**AIM OF THE EXERCISE**
Set down all of the entries word for word, omitting the images they contain.

**THE INPUT**

***

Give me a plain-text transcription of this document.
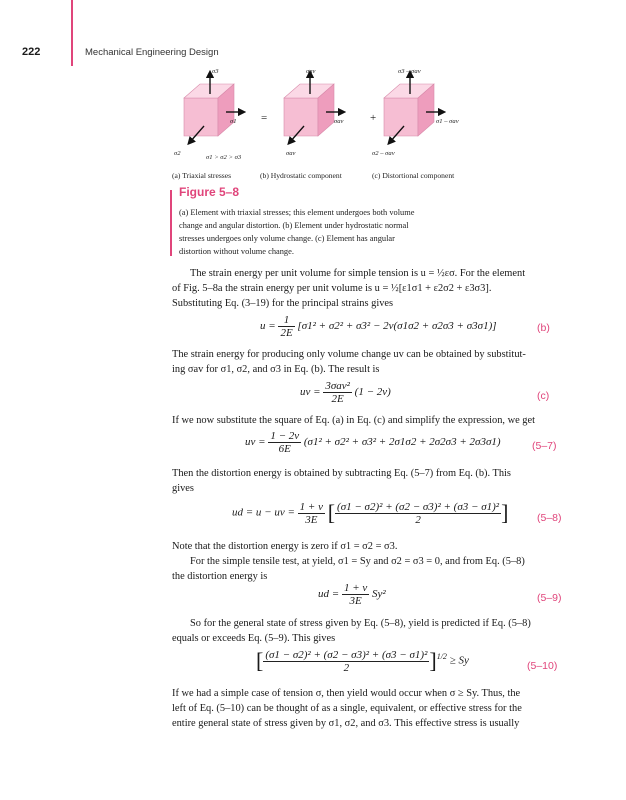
222	Mechanical Engineering Design
σ3
σ1
σ2
σ1 > σ2 > σ3
=
σav
σav
σav
+
σ3 – σav
σ1 – σav
σ2 – σav
(a) Triaxial stresses	(b) Hydrostatic component	(c) Distortional component
Figure 5–8
(a) Element with triaxial stresses; this element undergoes both volume
change and angular distortion. (b) Element under hydrostatic normal
stresses undergoes only volume change. (c) Element has angular
distortion without volume change.
The strain energy per unit volume for simple tension is u = ½εσ. For the element
of Fig. 5–8a the strain energy per unit volume is u = ½[ε1σ1 + ε2σ2 + ε3σ3].
Substituting Eq. (3–19) for the principal strains gives
$u = \frac{1}{2E} [\sigma 1^2 + \sigma 2^2 + \sigma 3^2 - 2\nu(\sigma 1\sigma 2 + \sigma 2\sigma 3 + \sigma 3\sigma 1)]$	(b)
The strain energy for producing only volume change uv can be obtained by substitut-
ing σav for σ1, σ2, and σ3 in Eq. (b). The result is
uv = $\frac{\text{3σav²}}{2E} (1 - 2\nu)$	(c)
If we now substitute the square of Eq. (a) in Eq. (c) and simplify the expression, we get
uv = $\frac{1 - 2\nu}{6E} (\sigma 1^2 + \sigma 2^2 + \sigma 3^2 + 2\sigma 1\sigma 2 + 2\sigma 2\sigma 3 + 2\sigma 3\sigma 1)$	(5–7)
Then the distortion energy is obtained by subtracting Eq. (5–7) from Eq. (b). This
gives
ud = u − uv = $\frac{1 + \nu}{3E}$ [ $\frac{\text{(σ1 − σ2)² + (σ2 − σ3)² + (σ3 − σ1)²}}{2}$ ]	(5–8)
Note that the distortion energy is zero if σ1 = σ2 = σ3.
For the simple tensile test, at yield, σ1 = Sy and σ2 = σ3 = 0, and from Eq. (5–8)
the distortion energy is
ud = $\frac{1 + \nu}{3E} Sy^2$	(5–9)
So for the general state of stress given by Eq. (5–8), yield is predicted if Eq. (5–8)
equals or exceeds Eq. (5–9). This gives
[ $\frac{\text{(σ1 − σ2)² + (σ2 − σ3)² + (σ3 − σ1)²}}{2} ]^{1/2} \ge Sy$	(5–10)
If we had a simple case of tension σ, then yield would occur when σ ≥ Sy. Thus, the
left of Eq. (5–10) can be thought of as a single, equivalent, or effective stress for the
entire general state of stress given by σ1, σ2, and σ3. This effective stress is usually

***

**REPLY**
Give me a plain-text transcription of this document.
222	Mechanical Engineering Design
σ3
σ1
σ2
σ1 > σ2 > σ3
=
σav
σav
σav
+
σ3 – σav
σ1 – σav
σ2 – σav
(a) Triaxial stresses	(b) Hydrostatic component	(c) Distortional component
Figure 5–8
(a) Element with triaxial stresses; this element undergoes both volume
change and angular distortion. (b) Element under hydrostatic normal
stresses undergoes only volume change. (c) Element has angular
distortion without volume change.
The strain energy per unit volume for simple tension is u = ½εσ. For the element
of Fig. 5–8a the strain energy per unit volume is u = ½[ε1σ1 + ε2σ2 + ε3σ3].
Substituting Eq. (3–19) for the principal strains gives
$u = \frac{1}{2E} [\sigma 1^2 + \sigma 2^2 + \sigma 3^2 - 2\nu(\sigma 1\sigma 2 + \sigma 2\sigma 3 + \sigma 3\sigma 1)]$	(b)
The strain energy for producing only volume change uv can be obtained by substitut-
ing σav for σ1, σ2, and σ3 in Eq. (b). The result is
uv = $\frac{\text{3σav²}}{2E} (1 - 2\nu)$	(c)
If we now substitute the square of Eq. (a) in Eq. (c) and simplify the expression, we get
uv = $\frac{1 - 2\nu}{6E} (\sigma 1^2 + \sigma 2^2 + \sigma 3^2 + 2\sigma 1\sigma 2 + 2\sigma 2\sigma 3 + 2\sigma 3\sigma 1)$	(5–7)
Then the distortion energy is obtained by subtracting Eq. (5–7) from Eq. (b). This
gives
ud = u − uv = $\frac{1 + \nu}{3E}$ [ $\frac{\text{(σ1 − σ2)² + (σ2 − σ3)² + (σ3 − σ1)²}}{2}$ ]	(5–8)
Note that the distortion energy is zero if σ1 = σ2 = σ3.
For the simple tensile test, at yield, σ1 = Sy and σ2 = σ3 = 0, and from Eq. (5–8)
the distortion energy is
ud = $\frac{1 + \nu}{3E} Sy^2$	(5–9)
So for the general state of stress given by Eq. (5–8), yield is predicted if Eq. (5–8)
equals or exceeds Eq. (5–9). This gives
[ $\frac{\text{(σ1 − σ2)² + (σ2 − σ3)² + (σ3 − σ1)²}}{2} ]^{1/2} \ge Sy$	(5–10)
If we had a simple case of tension σ, then yield would occur when σ ≥ Sy. Thus, the
left of Eq. (5–10) can be thought of as a single, equivalent, or effective stress for the
entire general state of stress given by σ1, σ2, and σ3. This effective stress is usually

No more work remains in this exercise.